INSTRUCTION:
Scan the entries below and extract each line with the word "данных" in it.

┄┄┄┄┄┄┄┄┄┄┄┄┄┄┄┄┄┄┄┄

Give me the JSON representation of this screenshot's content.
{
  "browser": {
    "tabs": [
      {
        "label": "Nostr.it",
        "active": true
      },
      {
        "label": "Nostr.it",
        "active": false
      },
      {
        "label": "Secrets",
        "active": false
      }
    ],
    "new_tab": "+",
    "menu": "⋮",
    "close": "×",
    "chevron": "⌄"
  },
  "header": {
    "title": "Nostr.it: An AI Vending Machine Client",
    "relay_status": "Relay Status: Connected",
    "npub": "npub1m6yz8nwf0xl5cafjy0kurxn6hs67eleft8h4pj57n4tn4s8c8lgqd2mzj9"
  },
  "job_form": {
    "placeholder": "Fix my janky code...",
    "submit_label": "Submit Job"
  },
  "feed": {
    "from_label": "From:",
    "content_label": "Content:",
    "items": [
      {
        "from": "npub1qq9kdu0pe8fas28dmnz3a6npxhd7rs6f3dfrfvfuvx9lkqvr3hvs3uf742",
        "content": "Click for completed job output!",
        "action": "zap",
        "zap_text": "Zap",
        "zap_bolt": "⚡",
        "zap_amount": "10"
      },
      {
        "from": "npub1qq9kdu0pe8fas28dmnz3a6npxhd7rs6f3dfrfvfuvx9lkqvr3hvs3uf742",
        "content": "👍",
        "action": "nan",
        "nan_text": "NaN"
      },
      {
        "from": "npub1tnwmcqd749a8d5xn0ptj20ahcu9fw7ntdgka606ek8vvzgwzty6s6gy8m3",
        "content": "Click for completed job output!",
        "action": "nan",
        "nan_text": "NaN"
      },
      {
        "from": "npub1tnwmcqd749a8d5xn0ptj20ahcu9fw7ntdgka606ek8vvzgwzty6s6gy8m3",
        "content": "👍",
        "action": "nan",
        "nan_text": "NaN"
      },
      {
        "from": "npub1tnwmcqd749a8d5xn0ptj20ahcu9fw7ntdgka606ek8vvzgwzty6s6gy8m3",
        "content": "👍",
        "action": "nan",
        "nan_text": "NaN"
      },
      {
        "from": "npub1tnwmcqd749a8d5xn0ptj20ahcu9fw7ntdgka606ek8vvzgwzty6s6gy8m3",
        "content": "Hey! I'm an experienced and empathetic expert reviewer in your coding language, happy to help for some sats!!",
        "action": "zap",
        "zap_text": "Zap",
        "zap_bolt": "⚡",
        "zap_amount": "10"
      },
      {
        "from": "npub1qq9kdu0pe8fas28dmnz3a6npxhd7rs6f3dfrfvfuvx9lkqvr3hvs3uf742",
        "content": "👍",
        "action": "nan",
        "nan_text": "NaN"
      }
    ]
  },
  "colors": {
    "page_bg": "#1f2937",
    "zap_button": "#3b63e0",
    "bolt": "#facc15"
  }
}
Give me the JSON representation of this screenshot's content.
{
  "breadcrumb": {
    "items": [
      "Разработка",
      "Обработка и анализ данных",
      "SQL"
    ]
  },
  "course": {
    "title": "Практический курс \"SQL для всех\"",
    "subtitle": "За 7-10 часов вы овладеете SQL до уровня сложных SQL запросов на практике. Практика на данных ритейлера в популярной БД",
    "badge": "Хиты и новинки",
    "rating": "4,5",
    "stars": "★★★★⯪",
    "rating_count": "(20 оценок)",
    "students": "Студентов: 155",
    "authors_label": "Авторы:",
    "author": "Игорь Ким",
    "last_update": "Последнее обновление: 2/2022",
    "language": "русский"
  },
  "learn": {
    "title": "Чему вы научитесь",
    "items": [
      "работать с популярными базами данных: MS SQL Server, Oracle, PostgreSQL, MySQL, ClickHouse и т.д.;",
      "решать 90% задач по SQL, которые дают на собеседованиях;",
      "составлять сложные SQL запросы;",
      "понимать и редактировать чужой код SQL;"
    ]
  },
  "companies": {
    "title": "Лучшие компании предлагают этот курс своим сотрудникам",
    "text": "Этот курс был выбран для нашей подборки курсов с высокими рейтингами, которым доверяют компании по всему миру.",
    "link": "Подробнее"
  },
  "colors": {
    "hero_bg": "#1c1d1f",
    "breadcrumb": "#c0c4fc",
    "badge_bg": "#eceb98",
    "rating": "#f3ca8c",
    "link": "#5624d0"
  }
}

┄┄┄┄┄┄┄┄┄┄┄┄┄┄┄┄┄┄┄┄

TASK RESPONSE:
      "Обработка и анализ данных",
    "subtitle": "За 7-10 часов вы овладеете SQL до уровня сложных SQL запросов на практике. Практика на данных ритейлера в популярной БД",
      "работать с популярными базами данных: MS SQL Server, Oracle, PostgreSQL, MySQL, ClickHouse и т.д.;",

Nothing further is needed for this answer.